TASK DETAILS
Output the full listing below exactly as it reads, and skip anything that is a picture.

(Saved entries)
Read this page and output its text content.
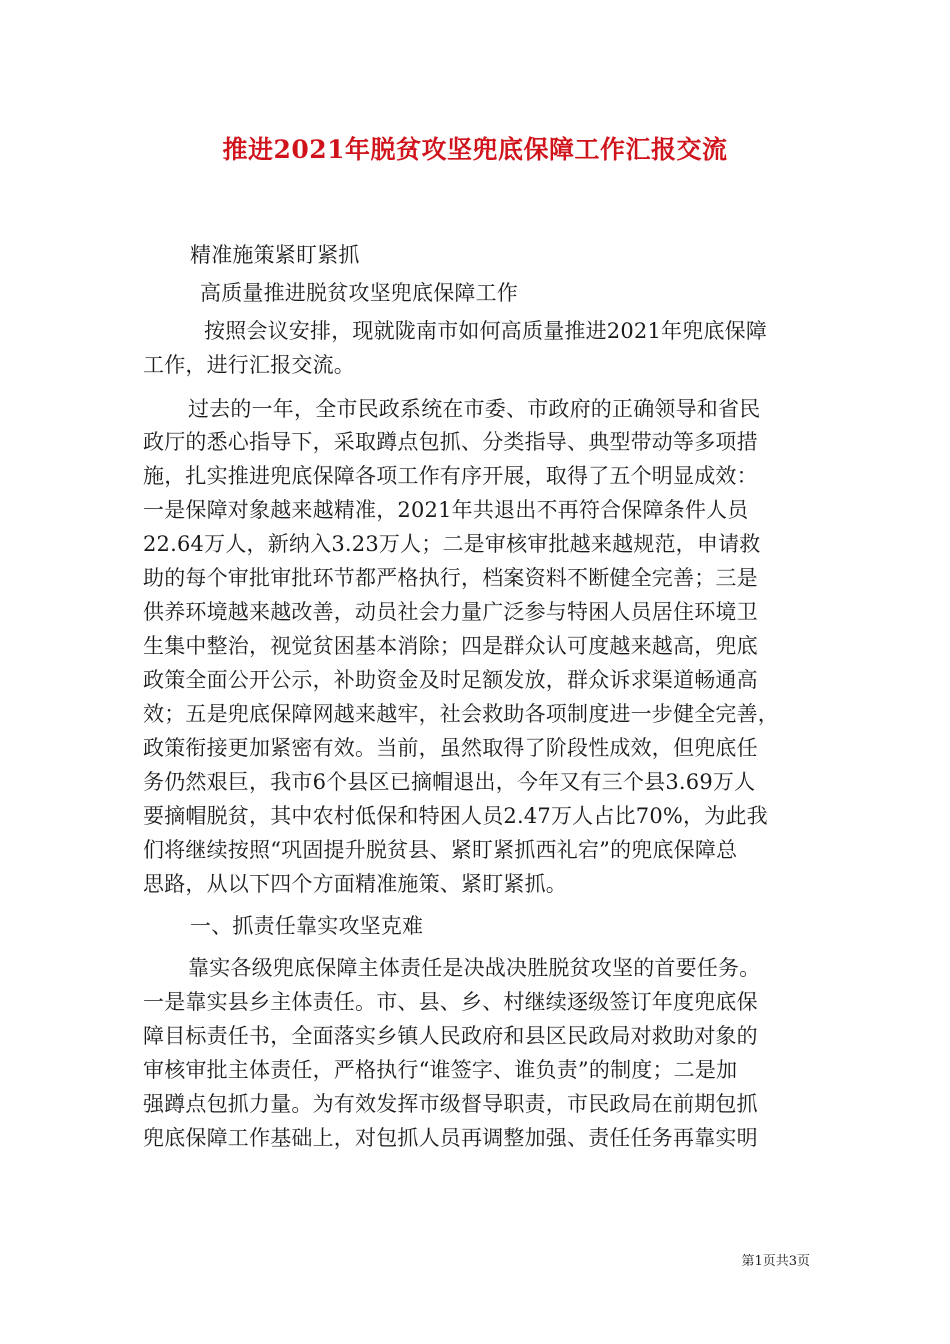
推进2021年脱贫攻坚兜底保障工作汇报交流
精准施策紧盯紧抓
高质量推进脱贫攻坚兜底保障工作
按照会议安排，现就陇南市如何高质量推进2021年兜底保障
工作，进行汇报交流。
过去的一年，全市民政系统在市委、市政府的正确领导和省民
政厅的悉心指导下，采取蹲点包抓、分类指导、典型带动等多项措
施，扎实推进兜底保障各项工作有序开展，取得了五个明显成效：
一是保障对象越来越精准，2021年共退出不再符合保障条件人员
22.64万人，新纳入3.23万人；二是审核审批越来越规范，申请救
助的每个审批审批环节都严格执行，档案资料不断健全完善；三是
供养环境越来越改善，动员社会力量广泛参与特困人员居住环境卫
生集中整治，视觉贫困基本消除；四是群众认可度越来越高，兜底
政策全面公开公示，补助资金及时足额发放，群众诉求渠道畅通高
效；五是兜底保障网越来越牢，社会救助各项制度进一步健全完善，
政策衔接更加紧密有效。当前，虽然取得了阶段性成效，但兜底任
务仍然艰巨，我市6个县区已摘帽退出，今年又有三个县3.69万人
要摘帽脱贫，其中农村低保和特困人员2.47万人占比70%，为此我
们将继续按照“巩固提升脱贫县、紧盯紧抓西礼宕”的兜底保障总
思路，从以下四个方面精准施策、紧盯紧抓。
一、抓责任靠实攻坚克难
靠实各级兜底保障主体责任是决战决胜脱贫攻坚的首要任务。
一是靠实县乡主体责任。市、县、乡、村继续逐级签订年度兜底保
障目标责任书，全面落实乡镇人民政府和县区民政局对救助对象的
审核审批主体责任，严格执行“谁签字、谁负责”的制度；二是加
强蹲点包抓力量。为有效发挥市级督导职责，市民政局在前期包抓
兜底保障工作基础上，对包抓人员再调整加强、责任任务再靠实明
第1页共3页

CORRECT ANSWER
Read this page and output its text content.
推进2021年脱贫攻坚兜底保障工作汇报交流
精准施策紧盯紧抓
高质量推进脱贫攻坚兜底保障工作
按照会议安排，现就陇南市如何高质量推进2021年兜底保障
工作，进行汇报交流。
过去的一年，全市民政系统在市委、市政府的正确领导和省民
政厅的悉心指导下，采取蹲点包抓、分类指导、典型带动等多项措
施，扎实推进兜底保障各项工作有序开展，取得了五个明显成效：
一是保障对象越来越精准，2021年共退出不再符合保障条件人员
22.64万人，新纳入3.23万人；二是审核审批越来越规范，申请救
助的每个审批审批环节都严格执行，档案资料不断健全完善；三是
供养环境越来越改善，动员社会力量广泛参与特困人员居住环境卫
生集中整治，视觉贫困基本消除；四是群众认可度越来越高，兜底
政策全面公开公示，补助资金及时足额发放，群众诉求渠道畅通高
效；五是兜底保障网越来越牢，社会救助各项制度进一步健全完善，
政策衔接更加紧密有效。当前，虽然取得了阶段性成效，但兜底任
务仍然艰巨，我市6个县区已摘帽退出，今年又有三个县3.69万人
要摘帽脱贫，其中农村低保和特困人员2.47万人占比70%，为此我
们将继续按照“巩固提升脱贫县、紧盯紧抓西礼宕”的兜底保障总
思路，从以下四个方面精准施策、紧盯紧抓。
一、抓责任靠实攻坚克难
靠实各级兜底保障主体责任是决战决胜脱贫攻坚的首要任务。
一是靠实县乡主体责任。市、县、乡、村继续逐级签订年度兜底保
障目标责任书，全面落实乡镇人民政府和县区民政局对救助对象的
审核审批主体责任，严格执行“谁签字、谁负责”的制度；二是加
强蹲点包抓力量。为有效发挥市级督导职责，市民政局在前期包抓
兜底保障工作基础上，对包抓人员再调整加强、责任任务再靠实明
第1页共3页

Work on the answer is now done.